>> START Listed entries
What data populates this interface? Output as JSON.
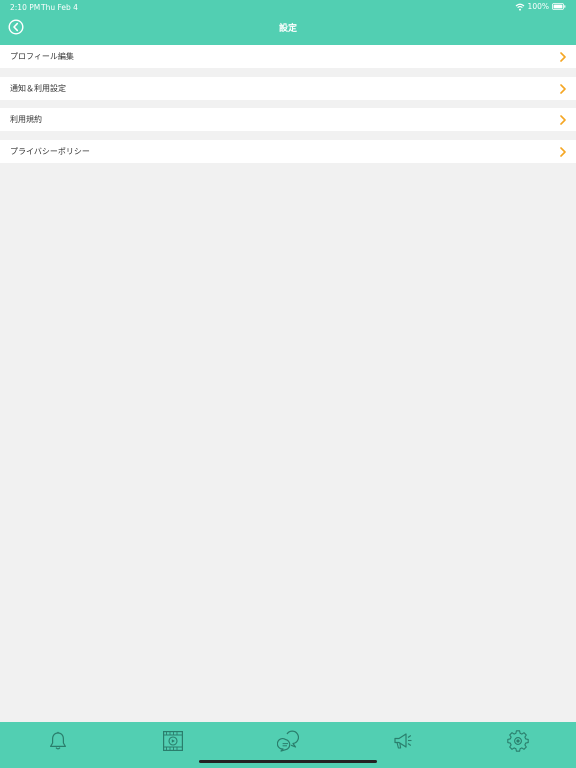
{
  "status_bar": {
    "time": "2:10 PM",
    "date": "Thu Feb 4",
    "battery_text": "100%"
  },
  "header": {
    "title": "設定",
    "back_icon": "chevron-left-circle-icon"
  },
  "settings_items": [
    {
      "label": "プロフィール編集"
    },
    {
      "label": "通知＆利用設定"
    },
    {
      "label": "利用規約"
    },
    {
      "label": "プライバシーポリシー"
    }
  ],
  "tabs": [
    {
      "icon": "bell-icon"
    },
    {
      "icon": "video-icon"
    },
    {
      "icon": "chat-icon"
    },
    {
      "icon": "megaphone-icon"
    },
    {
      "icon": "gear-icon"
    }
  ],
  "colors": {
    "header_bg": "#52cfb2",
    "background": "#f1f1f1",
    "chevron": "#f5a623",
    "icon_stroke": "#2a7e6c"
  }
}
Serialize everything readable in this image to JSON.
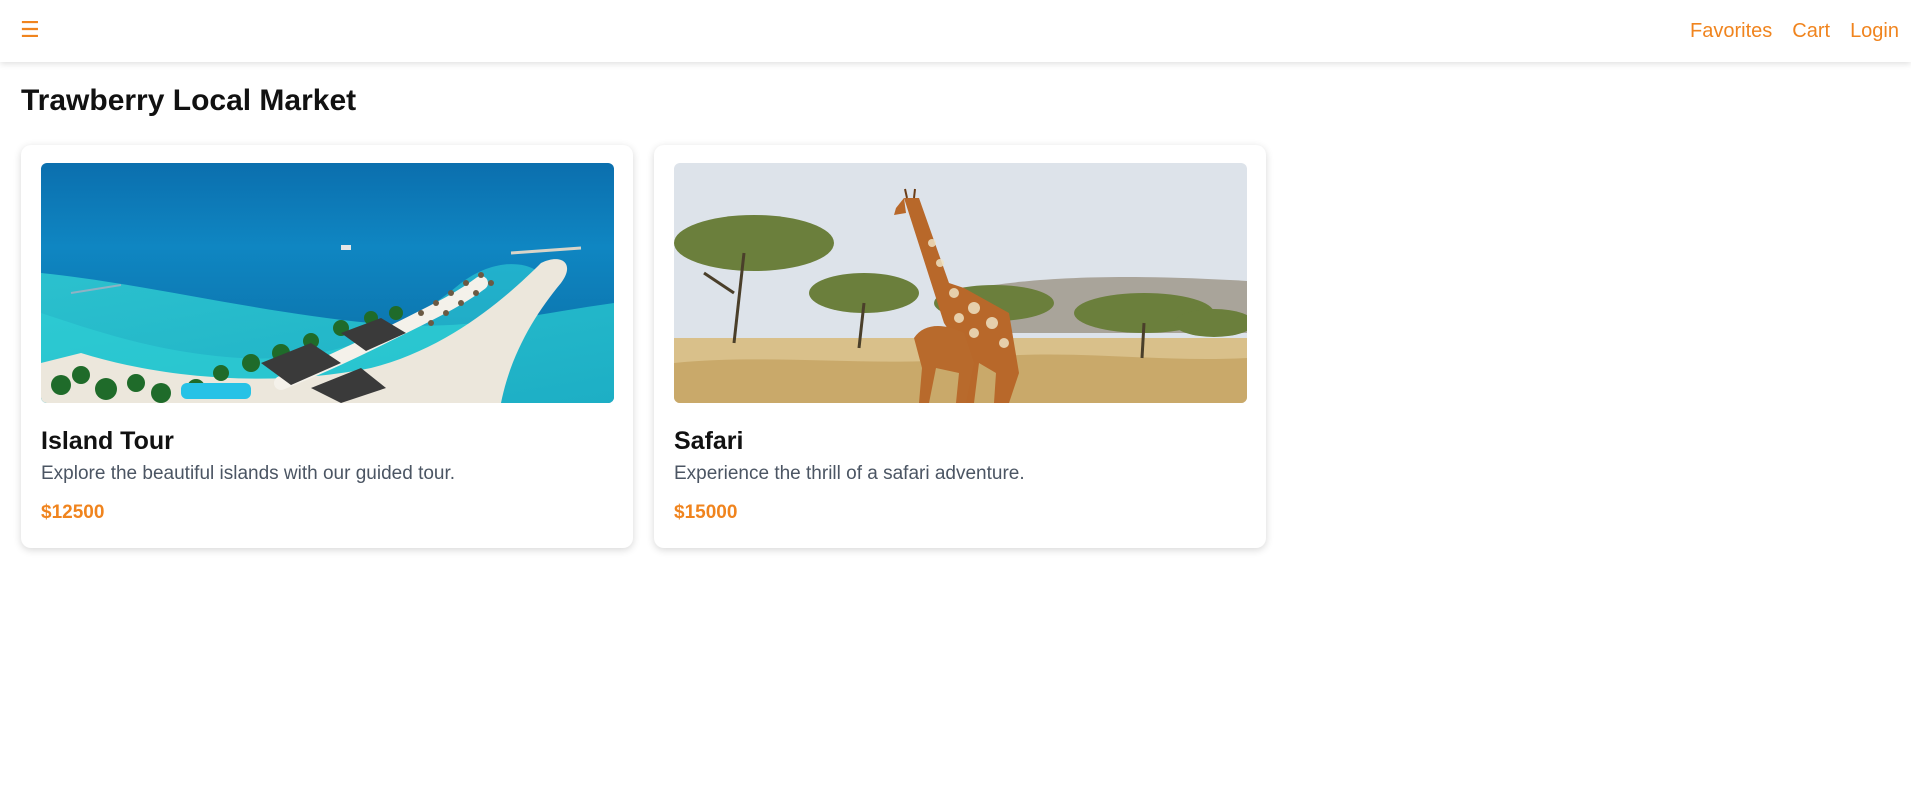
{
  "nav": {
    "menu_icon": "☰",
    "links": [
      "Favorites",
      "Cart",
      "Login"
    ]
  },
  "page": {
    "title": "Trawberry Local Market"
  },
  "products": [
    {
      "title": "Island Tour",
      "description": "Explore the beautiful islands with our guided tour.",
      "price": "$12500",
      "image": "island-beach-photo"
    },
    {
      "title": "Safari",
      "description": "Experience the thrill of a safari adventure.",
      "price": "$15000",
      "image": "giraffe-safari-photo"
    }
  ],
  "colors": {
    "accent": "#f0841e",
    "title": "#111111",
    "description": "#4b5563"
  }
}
>> END Listed entries
— The request —
Leave out the pictures and give the listing above again exactly.

— The reply —
What data populates this interface? Output as JSON.
{
  "status_bar": {
    "time": "2:10 PM",
    "date": "Thu Feb 4",
    "battery_text": "100%"
  },
  "header": {
    "title": "設定",
    "back_icon": "chevron-left-circle-icon"
  },
  "settings_items": [
    {
      "label": "プロフィール編集"
    },
    {
      "label": "通知＆利用設定"
    },
    {
      "label": "利用規約"
    },
    {
      "label": "プライバシーポリシー"
    }
  ],
  "tabs": [
    {
      "icon": "bell-icon"
    },
    {
      "icon": "video-icon"
    },
    {
      "icon": "chat-icon"
    },
    {
      "icon": "megaphone-icon"
    },
    {
      "icon": "gear-icon"
    }
  ],
  "colors": {
    "header_bg": "#52cfb2",
    "background": "#f1f1f1",
    "chevron": "#f5a623",
    "icon_stroke": "#2a7e6c"
  }
}
Serialize everything readable in this image to JSON.
{
  "nav": {
    "menu_icon": "☰",
    "links": [
      "Favorites",
      "Cart",
      "Login"
    ]
  },
  "page": {
    "title": "Trawberry Local Market"
  },
  "products": [
    {
      "title": "Island Tour",
      "description": "Explore the beautiful islands with our guided tour.",
      "price": "$12500",
      "image": "island-beach-photo"
    },
    {
      "title": "Safari",
      "description": "Experience the thrill of a safari adventure.",
      "price": "$15000",
      "image": "giraffe-safari-photo"
    }
  ],
  "colors": {
    "accent": "#f0841e",
    "title": "#111111",
    "description": "#4b5563"
  }
}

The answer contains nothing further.